[START LISTING]
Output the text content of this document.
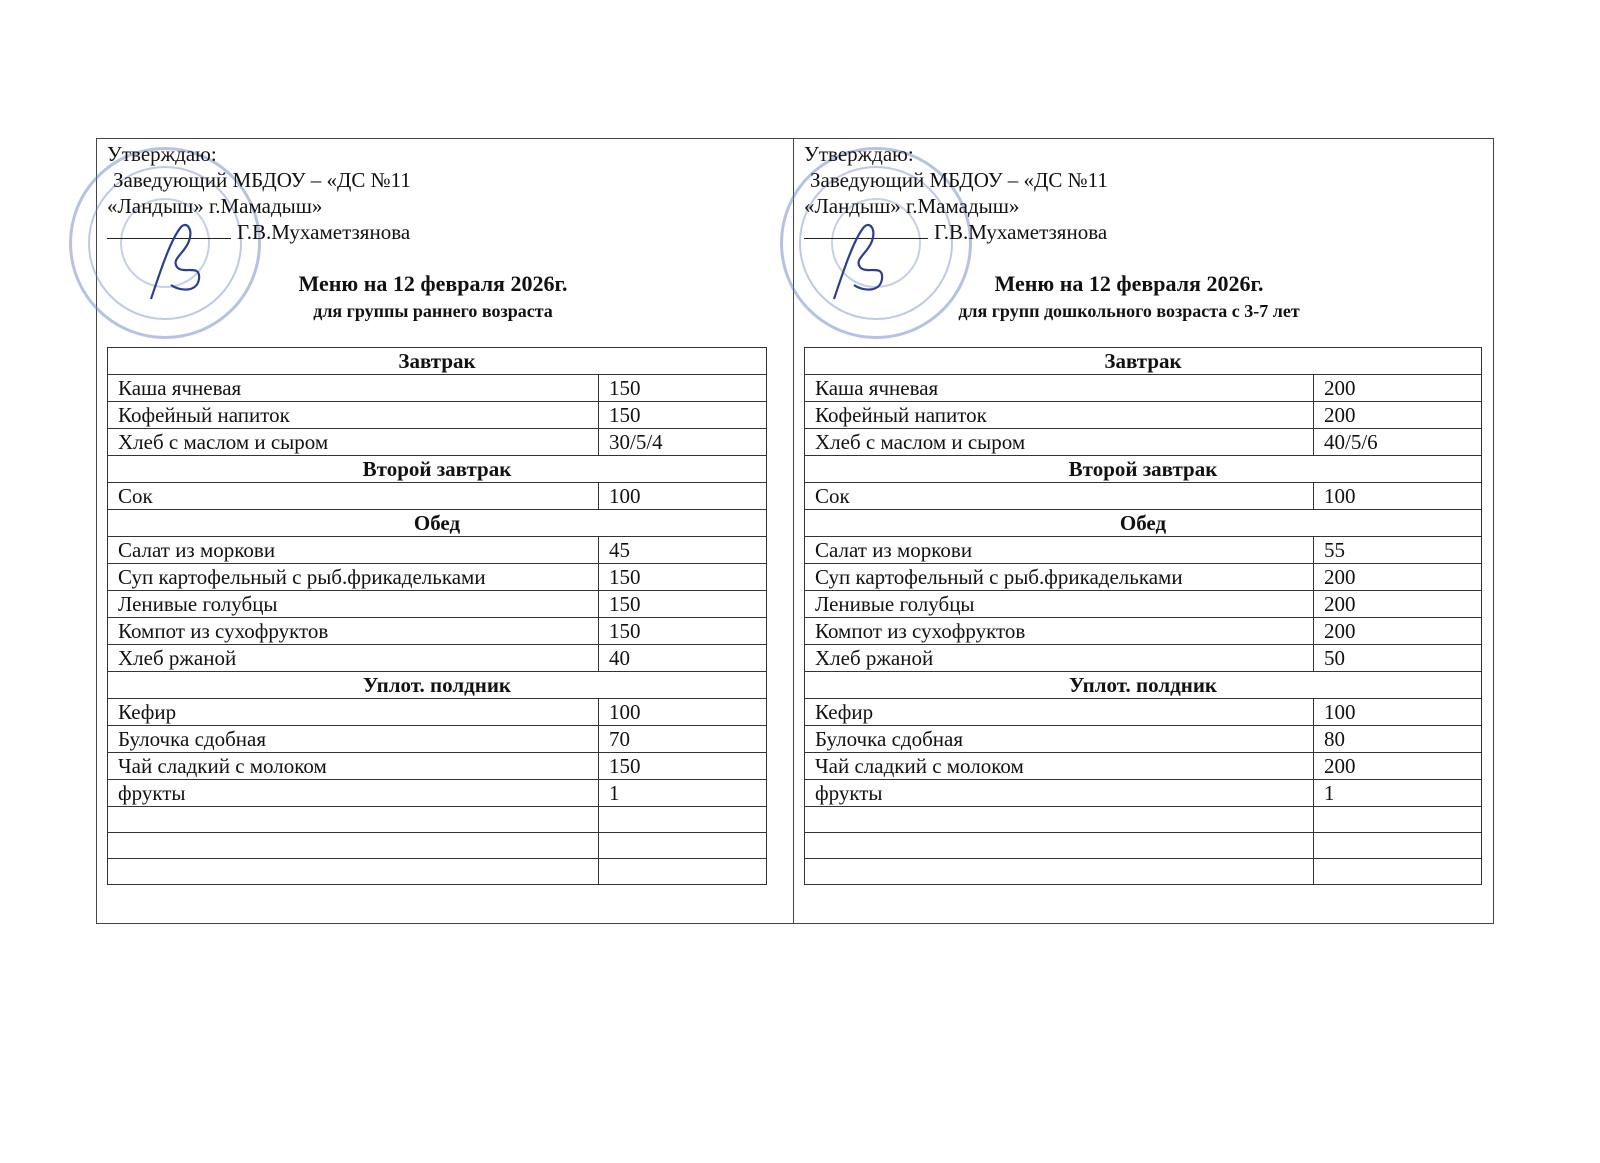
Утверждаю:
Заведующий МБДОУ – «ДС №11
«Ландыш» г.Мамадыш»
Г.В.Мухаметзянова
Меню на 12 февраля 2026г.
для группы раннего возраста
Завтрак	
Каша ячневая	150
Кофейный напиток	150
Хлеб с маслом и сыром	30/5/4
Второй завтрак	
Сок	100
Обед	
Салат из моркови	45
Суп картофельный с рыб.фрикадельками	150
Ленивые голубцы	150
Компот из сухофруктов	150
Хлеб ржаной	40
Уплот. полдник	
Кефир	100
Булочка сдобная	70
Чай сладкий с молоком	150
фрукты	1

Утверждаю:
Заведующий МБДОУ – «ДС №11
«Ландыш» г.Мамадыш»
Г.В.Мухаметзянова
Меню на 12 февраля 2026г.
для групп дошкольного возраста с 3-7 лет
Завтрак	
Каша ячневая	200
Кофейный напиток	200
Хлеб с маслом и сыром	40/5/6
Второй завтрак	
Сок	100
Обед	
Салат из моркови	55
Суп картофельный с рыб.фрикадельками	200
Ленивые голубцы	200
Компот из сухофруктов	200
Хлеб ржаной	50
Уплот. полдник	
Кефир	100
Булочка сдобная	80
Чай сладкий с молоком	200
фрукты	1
[END LISTING]
TASK TO COMPLETE:
List every line above containing the word "Хлеб".

EXERCISE RESULT:
Хлеб с маслом и сыром	30/5/4
Хлеб ржаной	40
Хлеб с маслом и сыром	40/5/6
Хлеб ржаной	50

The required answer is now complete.